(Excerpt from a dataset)
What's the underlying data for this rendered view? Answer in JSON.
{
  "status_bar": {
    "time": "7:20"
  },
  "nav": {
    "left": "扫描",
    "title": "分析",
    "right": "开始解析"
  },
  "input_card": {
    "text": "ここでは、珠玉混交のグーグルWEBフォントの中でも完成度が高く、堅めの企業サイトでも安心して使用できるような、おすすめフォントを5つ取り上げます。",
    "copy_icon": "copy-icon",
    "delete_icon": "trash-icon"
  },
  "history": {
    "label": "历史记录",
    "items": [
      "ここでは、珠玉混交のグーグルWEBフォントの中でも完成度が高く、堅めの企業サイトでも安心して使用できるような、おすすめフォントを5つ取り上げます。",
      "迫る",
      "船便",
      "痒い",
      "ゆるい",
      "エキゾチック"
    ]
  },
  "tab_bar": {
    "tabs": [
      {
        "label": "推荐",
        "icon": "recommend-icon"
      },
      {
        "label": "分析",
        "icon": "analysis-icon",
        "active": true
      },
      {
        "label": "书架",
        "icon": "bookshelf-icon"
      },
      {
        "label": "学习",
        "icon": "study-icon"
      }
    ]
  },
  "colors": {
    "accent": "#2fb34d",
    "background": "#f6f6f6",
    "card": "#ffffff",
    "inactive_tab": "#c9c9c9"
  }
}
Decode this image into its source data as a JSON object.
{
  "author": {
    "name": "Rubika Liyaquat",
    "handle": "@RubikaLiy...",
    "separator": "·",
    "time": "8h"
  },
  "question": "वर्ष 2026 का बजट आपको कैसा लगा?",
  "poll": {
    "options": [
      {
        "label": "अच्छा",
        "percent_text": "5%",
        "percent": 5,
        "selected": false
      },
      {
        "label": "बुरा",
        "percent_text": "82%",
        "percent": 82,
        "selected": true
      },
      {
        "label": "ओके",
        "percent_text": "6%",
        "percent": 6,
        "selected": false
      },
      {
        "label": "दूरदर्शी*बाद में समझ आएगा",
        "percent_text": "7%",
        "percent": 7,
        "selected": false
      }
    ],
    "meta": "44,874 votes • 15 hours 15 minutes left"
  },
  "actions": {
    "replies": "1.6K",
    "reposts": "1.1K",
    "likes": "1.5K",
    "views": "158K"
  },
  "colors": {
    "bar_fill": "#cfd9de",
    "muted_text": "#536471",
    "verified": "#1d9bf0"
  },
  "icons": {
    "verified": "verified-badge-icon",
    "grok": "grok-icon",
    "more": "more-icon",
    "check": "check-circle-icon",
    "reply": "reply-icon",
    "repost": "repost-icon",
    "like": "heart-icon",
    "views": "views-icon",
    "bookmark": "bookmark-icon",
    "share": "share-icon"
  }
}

### Task instructions
Your task is to retype all the records above with nothing left out.

### Written solution
What's the underlying data for this rendered view? Answer in JSON.
{
  "status_bar": {
    "time": "7:20"
  },
  "nav": {
    "left": "扫描",
    "title": "分析",
    "right": "开始解析"
  },
  "input_card": {
    "text": "ここでは、珠玉混交のグーグルWEBフォントの中でも完成度が高く、堅めの企業サイトでも安心して使用できるような、おすすめフォントを5つ取り上げます。",
    "copy_icon": "copy-icon",
    "delete_icon": "trash-icon"
  },
  "history": {
    "label": "历史记录",
    "items": [
      "ここでは、珠玉混交のグーグルWEBフォントの中でも完成度が高く、堅めの企業サイトでも安心して使用できるような、おすすめフォントを5つ取り上げます。",
      "迫る",
      "船便",
      "痒い",
      "ゆるい",
      "エキゾチック"
    ]
  },
  "tab_bar": {
    "tabs": [
      {
        "label": "推荐",
        "icon": "recommend-icon"
      },
      {
        "label": "分析",
        "icon": "analysis-icon",
        "active": true
      },
      {
        "label": "书架",
        "icon": "bookshelf-icon"
      },
      {
        "label": "学习",
        "icon": "study-icon"
      }
    ]
  },
  "colors": {
    "accent": "#2fb34d",
    "background": "#f6f6f6",
    "card": "#ffffff",
    "inactive_tab": "#c9c9c9"
  }
}
Decode this image into its source data as a JSON object.
{
  "author": {
    "name": "Rubika Liyaquat",
    "handle": "@RubikaLiy...",
    "separator": "·",
    "time": "8h"
  },
  "question": "वर्ष 2026 का बजट आपको कैसा लगा?",
  "poll": {
    "options": [
      {
        "label": "अच्छा",
        "percent_text": "5%",
        "percent": 5,
        "selected": false
      },
      {
        "label": "बुरा",
        "percent_text": "82%",
        "percent": 82,
        "selected": true
      },
      {
        "label": "ओके",
        "percent_text": "6%",
        "percent": 6,
        "selected": false
      },
      {
        "label": "दूरदर्शी*बाद में समझ आएगा",
        "percent_text": "7%",
        "percent": 7,
        "selected": false
      }
    ],
    "meta": "44,874 votes • 15 hours 15 minutes left"
  },
  "actions": {
    "replies": "1.6K",
    "reposts": "1.1K",
    "likes": "1.5K",
    "views": "158K"
  },
  "colors": {
    "bar_fill": "#cfd9de",
    "muted_text": "#536471",
    "verified": "#1d9bf0"
  },
  "icons": {
    "verified": "verified-badge-icon",
    "grok": "grok-icon",
    "more": "more-icon",
    "check": "check-circle-icon",
    "reply": "reply-icon",
    "repost": "repost-icon",
    "like": "heart-icon",
    "views": "views-icon",
    "bookmark": "bookmark-icon",
    "share": "share-icon"
  }
}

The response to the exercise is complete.